Raw records:
[start]
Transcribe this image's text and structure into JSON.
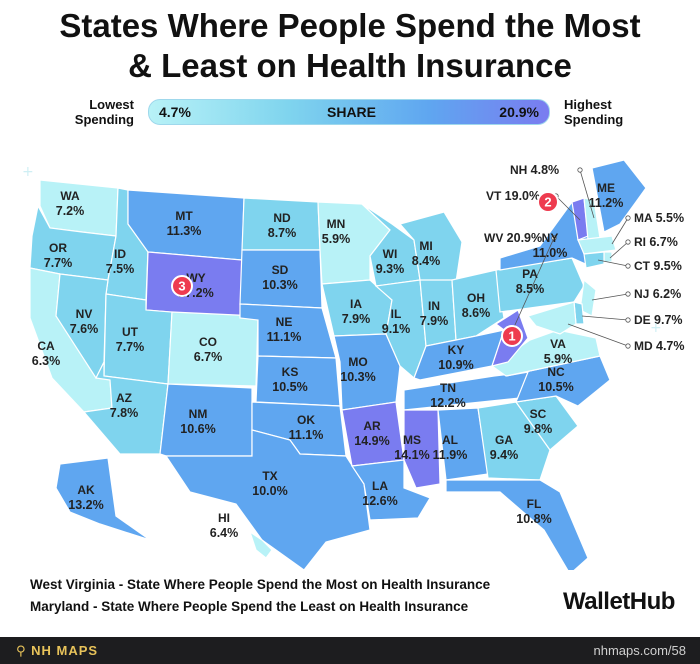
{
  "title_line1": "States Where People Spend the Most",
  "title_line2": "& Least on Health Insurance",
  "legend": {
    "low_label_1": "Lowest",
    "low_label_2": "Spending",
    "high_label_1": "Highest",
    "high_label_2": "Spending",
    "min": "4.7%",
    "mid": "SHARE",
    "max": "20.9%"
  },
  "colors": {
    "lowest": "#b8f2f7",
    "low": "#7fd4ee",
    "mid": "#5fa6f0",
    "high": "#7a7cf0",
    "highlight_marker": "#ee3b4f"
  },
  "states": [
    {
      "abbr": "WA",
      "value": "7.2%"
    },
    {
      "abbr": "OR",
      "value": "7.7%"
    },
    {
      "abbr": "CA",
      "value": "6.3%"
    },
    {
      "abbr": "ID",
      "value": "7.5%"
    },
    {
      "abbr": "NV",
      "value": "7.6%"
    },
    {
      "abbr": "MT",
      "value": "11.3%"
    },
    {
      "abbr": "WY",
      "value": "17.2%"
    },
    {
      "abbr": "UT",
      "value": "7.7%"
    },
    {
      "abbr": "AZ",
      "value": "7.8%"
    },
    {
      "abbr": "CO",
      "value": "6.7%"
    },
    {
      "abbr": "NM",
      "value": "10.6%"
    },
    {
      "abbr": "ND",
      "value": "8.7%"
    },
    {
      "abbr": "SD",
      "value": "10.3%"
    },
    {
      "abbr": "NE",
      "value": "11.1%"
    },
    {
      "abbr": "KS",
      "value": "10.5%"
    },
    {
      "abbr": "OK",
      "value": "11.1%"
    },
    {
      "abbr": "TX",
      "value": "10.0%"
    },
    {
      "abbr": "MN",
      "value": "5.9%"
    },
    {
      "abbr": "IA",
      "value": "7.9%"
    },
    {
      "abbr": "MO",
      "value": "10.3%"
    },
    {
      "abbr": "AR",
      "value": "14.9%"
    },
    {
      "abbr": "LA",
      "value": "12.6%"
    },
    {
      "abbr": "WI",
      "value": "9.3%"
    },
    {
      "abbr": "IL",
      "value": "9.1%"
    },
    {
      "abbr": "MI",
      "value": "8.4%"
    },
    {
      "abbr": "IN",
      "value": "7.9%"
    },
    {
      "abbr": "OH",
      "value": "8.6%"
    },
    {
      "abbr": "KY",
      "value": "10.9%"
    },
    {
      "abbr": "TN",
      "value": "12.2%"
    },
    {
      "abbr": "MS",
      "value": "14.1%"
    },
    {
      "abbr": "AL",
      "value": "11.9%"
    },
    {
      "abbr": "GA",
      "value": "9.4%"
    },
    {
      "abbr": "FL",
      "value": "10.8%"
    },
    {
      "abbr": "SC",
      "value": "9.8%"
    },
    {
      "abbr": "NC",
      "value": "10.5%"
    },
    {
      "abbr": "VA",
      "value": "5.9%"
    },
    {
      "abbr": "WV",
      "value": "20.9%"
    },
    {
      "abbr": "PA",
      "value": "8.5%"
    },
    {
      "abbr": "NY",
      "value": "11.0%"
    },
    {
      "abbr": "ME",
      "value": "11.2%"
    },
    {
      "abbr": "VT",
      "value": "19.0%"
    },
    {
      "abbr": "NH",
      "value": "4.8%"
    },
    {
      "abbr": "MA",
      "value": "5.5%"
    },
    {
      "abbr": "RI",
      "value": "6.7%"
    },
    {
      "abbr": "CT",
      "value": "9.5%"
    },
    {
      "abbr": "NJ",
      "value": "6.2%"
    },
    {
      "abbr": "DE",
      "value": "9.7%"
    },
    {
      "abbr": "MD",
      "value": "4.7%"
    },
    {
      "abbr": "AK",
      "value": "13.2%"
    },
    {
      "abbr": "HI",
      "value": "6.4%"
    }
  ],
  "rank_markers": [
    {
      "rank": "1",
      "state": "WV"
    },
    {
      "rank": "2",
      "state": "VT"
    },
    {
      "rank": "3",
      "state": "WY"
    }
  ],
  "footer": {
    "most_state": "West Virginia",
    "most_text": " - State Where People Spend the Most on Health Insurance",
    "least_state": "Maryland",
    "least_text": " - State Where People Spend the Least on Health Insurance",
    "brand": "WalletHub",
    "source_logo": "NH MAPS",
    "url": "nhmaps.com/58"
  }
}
[end]
### Written task:
Copy each line of the records above that carries the word "Insurance".

### Completed exercise:
  "title_line2": "& Least on Health Insurance",
    "most_text": " - State Where People Spend the Most on Health Insurance",
    "least_text": " - State Where People Spend the Least on Health Insurance",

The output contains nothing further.